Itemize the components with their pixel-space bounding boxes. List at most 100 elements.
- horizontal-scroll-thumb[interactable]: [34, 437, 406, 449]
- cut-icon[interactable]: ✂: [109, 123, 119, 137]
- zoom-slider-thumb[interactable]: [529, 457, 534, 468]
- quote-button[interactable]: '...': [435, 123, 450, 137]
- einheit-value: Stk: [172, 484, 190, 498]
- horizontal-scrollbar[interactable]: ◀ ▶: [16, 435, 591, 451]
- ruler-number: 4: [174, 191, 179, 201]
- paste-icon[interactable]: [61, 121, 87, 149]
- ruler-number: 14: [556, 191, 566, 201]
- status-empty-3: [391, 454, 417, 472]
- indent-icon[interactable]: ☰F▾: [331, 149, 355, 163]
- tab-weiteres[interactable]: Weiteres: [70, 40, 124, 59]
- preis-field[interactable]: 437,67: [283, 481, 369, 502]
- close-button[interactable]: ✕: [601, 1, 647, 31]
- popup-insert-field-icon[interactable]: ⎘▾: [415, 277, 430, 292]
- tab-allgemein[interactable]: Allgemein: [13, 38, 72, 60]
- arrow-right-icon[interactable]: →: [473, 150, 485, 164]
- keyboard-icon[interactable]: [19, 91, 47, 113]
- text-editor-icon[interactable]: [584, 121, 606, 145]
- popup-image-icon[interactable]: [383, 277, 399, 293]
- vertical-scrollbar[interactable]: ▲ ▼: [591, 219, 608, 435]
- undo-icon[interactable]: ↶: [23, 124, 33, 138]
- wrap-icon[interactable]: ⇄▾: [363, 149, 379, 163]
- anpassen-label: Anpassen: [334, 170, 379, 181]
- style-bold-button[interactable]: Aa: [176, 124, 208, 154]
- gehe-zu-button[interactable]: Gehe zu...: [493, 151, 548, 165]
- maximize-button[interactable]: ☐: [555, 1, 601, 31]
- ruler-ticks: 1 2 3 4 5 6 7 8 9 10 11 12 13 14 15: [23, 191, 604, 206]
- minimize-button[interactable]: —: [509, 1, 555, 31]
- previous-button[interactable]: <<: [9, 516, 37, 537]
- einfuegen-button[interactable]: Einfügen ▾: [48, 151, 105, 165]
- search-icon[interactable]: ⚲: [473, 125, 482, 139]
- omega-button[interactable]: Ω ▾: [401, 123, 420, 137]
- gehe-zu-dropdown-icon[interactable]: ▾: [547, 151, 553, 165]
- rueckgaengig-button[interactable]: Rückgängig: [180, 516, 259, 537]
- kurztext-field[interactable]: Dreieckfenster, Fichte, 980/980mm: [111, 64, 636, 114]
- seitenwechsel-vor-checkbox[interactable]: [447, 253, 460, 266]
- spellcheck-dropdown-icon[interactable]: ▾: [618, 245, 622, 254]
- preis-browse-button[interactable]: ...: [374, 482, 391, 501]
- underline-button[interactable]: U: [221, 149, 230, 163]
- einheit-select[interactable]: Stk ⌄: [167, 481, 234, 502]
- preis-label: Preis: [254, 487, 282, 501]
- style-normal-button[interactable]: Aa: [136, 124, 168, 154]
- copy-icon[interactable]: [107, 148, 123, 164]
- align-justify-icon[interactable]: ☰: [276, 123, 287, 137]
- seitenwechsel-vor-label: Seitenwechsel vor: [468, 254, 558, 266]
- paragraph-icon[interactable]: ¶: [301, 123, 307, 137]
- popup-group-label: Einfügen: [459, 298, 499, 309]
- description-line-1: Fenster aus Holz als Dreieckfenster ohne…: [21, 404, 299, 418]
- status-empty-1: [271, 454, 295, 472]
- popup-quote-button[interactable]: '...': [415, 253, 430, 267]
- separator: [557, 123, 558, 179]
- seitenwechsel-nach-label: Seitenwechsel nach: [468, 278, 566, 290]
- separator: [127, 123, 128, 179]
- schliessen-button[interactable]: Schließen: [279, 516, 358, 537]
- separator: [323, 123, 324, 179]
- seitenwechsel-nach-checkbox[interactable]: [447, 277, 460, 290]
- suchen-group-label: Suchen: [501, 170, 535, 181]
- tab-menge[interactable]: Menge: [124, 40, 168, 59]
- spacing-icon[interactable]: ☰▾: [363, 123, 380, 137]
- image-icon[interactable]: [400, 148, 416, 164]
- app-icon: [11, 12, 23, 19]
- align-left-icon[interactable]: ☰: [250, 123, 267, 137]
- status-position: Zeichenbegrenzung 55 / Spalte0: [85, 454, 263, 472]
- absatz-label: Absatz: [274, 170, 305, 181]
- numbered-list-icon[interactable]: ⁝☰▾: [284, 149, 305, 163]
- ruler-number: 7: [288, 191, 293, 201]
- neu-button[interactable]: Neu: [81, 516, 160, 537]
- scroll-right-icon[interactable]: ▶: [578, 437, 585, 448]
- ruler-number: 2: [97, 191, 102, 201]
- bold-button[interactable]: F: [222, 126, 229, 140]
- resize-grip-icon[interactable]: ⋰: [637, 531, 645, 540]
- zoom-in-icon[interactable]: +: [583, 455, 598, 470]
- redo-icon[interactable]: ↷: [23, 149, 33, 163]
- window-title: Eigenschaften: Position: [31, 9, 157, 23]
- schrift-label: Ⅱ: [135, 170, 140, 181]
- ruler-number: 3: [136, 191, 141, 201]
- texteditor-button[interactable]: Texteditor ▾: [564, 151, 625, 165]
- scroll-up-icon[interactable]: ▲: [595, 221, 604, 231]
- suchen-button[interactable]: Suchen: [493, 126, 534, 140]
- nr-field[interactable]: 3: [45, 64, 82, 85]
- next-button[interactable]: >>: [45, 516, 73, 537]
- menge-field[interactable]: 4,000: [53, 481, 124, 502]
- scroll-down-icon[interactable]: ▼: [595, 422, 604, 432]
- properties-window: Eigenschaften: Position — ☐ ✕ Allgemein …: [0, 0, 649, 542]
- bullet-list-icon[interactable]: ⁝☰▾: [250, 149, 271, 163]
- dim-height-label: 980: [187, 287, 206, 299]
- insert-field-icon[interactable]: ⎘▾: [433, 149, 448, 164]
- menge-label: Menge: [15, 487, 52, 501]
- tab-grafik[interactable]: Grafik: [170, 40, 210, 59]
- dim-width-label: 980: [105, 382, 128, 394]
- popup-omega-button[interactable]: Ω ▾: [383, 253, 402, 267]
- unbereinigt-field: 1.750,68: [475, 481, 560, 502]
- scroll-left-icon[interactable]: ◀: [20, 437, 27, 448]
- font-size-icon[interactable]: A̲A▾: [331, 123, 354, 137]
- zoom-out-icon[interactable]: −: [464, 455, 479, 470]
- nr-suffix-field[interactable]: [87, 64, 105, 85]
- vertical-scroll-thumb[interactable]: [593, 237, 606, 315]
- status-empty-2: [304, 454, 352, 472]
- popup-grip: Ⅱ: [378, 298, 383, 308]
────────────────────────────────────────
### Short problem
Give every line of the listing above as a numbered list, leaving out any blank lines.

### Task solution
1. Itemize the components with their pixel-space bounding boxes. List at most 100 elements.
2. - horizontal-scroll-thumb[interactable]: [34, 437, 406, 449]
3. - cut-icon[interactable]: ✂: [109, 123, 119, 137]
4. - zoom-slider-thumb[interactable]: [529, 457, 534, 468]
5. - quote-button[interactable]: '...': [435, 123, 450, 137]
6. - einheit-value: Stk: [172, 484, 190, 498]
7. - horizontal-scrollbar[interactable]: ◀ ▶: [16, 435, 591, 451]
8. - ruler-number: 4: [174, 191, 179, 201]
9. - paste-icon[interactable]: [61, 121, 87, 149]
10. - ruler-number: 14: [556, 191, 566, 201]
11. - status-empty-3: [391, 454, 417, 472]
12. - indent-icon[interactable]: ☰F▾: [331, 149, 355, 163]
13. - tab-weiteres[interactable]: Weiteres: [70, 40, 124, 59]
14. - preis-field[interactable]: 437,67: [283, 481, 369, 502]
15. - close-button[interactable]: ✕: [601, 1, 647, 31]
16. - popup-insert-field-icon[interactable]: ⎘▾: [415, 277, 430, 292]
17. - tab-allgemein[interactable]: Allgemein: [13, 38, 72, 60]
18. - arrow-right-icon[interactable]: →: [473, 150, 485, 164]
19. - keyboard-icon[interactable]: [19, 91, 47, 113]
20. - text-editor-icon[interactable]: [584, 121, 606, 145]
21. - popup-image-icon[interactable]: [383, 277, 399, 293]
22. - vertical-scrollbar[interactable]: ▲ ▼: [591, 219, 608, 435]
23. - undo-icon[interactable]: ↶: [23, 124, 33, 138]
24. - wrap-icon[interactable]: ⇄▾: [363, 149, 379, 163]
25. - anpassen-label: Anpassen: [334, 170, 379, 181]
26. - style-bold-button[interactable]: Aa: [176, 124, 208, 154]
27. - gehe-zu-button[interactable]: Gehe zu...: [493, 151, 548, 165]
28. - maximize-button[interactable]: ☐: [555, 1, 601, 31]
29. - ruler-ticks: 1 2 3 4 5 6 7 8 9 10 11 12 13 14 15: [23, 191, 604, 206]
30. - minimize-button[interactable]: —: [509, 1, 555, 31]
31. - previous-button[interactable]: <<: [9, 516, 37, 537]
32. - einfuegen-button[interactable]: Einfügen ▾: [48, 151, 105, 165]
33. - search-icon[interactable]: ⚲: [473, 125, 482, 139]
34. - omega-button[interactable]: Ω ▾: [401, 123, 420, 137]
35. - gehe-zu-dropdown-icon[interactable]: ▾: [547, 151, 553, 165]
36. - rueckgaengig-button[interactable]: Rückgängig: [180, 516, 259, 537]
37. - kurztext-field[interactable]: Dreieckfenster, Fichte, 980/980mm: [111, 64, 636, 114]
38. - seitenwechsel-vor-checkbox[interactable]: [447, 253, 460, 266]
39. - spellcheck-dropdown-icon[interactable]: ▾: [618, 245, 622, 254]
40. - preis-browse-button[interactable]: ...: [374, 482, 391, 501]
41. - underline-button[interactable]: U: [221, 149, 230, 163]
42. - einheit-select[interactable]: Stk ⌄: [167, 481, 234, 502]
43. - preis-label: Preis: [254, 487, 282, 501]
44. - style-normal-button[interactable]: Aa: [136, 124, 168, 154]
45. - copy-icon[interactable]: [107, 148, 123, 164]
46. - align-justify-icon[interactable]: ☰: [276, 123, 287, 137]
47. - seitenwechsel-vor-label: Seitenwechsel vor: [468, 254, 558, 266]
48. - paragraph-icon[interactable]: ¶: [301, 123, 307, 137]
49. - popup-group-label: Einfügen: [459, 298, 499, 309]
50. - description-line-1: Fenster aus Holz als Dreieckfenster ohne…: [21, 404, 299, 418]
51. - status-empty-1: [271, 454, 295, 472]
52. - popup-quote-button[interactable]: '...': [415, 253, 430, 267]
53. - separator: [557, 123, 558, 179]
54. - seitenwechsel-nach-label: Seitenwechsel nach: [468, 278, 566, 290]
55. - separator: [127, 123, 128, 179]
56. - schliessen-button[interactable]: Schließen: [279, 516, 358, 537]
57. - separator: [323, 123, 324, 179]
58. - seitenwechsel-nach-checkbox[interactable]: [447, 277, 460, 290]
59. - suchen-group-label: Suchen: [501, 170, 535, 181]
60. - tab-menge[interactable]: Menge: [124, 40, 168, 59]
61. - spacing-icon[interactable]: ☰▾: [363, 123, 380, 137]
62. - image-icon[interactable]: [400, 148, 416, 164]
63. - app-icon: [11, 12, 23, 19]
64. - align-left-icon[interactable]: ☰: [250, 123, 267, 137]
65. - status-position: Zeichenbegrenzung 55 / Spalte0: [85, 454, 263, 472]
66. - absatz-label: Absatz: [274, 170, 305, 181]
67. - numbered-list-icon[interactable]: ⁝☰▾: [284, 149, 305, 163]
68. - ruler-number: 7: [288, 191, 293, 201]
69. - neu-button[interactable]: Neu: [81, 516, 160, 537]
70. - scroll-right-icon[interactable]: ▶: [578, 437, 585, 448]
71. - ruler-number: 2: [97, 191, 102, 201]
72. - bold-button[interactable]: F: [222, 126, 229, 140]
73. - resize-grip-icon[interactable]: ⋰: [637, 531, 645, 540]
74. - zoom-in-icon[interactable]: +: [583, 455, 598, 470]
75. - redo-icon[interactable]: ↷: [23, 149, 33, 163]
76. - window-title: Eigenschaften: Position: [31, 9, 157, 23]
77. - schrift-label: Ⅱ: [135, 170, 140, 181]
78. - ruler-number: 3: [136, 191, 141, 201]
79. - texteditor-button[interactable]: Texteditor ▾: [564, 151, 625, 165]
80. - scroll-up-icon[interactable]: ▲: [595, 221, 604, 231]
81. - suchen-button[interactable]: Suchen: [493, 126, 534, 140]
82. - nr-field[interactable]: 3: [45, 64, 82, 85]
83. - next-button[interactable]: >>: [45, 516, 73, 537]
84. - menge-field[interactable]: 4,000: [53, 481, 124, 502]
85. - scroll-down-icon[interactable]: ▼: [595, 422, 604, 432]
86. - properties-window: Eigenschaften: Position — ☐ ✕ Allgemein …: [0, 0, 649, 542]
87. - bullet-list-icon[interactable]: ⁝☰▾: [250, 149, 271, 163]
88. - dim-height-label: 980: [187, 287, 206, 299]
89. - insert-field-icon[interactable]: ⎘▾: [433, 149, 448, 164]
90. - menge-label: Menge: [15, 487, 52, 501]
91. - tab-grafik[interactable]: Grafik: [170, 40, 210, 59]
92. - dim-width-label: 980: [105, 382, 128, 394]
93. - popup-omega-button[interactable]: Ω ▾: [383, 253, 402, 267]
94. - unbereinigt-field: 1.750,68: [475, 481, 560, 502]
95. - scroll-left-icon[interactable]: ◀: [20, 437, 27, 448]
96. - font-size-icon[interactable]: A̲A▾: [331, 123, 354, 137]
97. - zoom-out-icon[interactable]: −: [464, 455, 479, 470]
98. - nr-suffix-field[interactable]: [87, 64, 105, 85]
99. - vertical-scroll-thumb[interactable]: [593, 237, 606, 315]
100. - status-empty-2: [304, 454, 352, 472]
101. - popup-grip: Ⅱ: [378, 298, 383, 308]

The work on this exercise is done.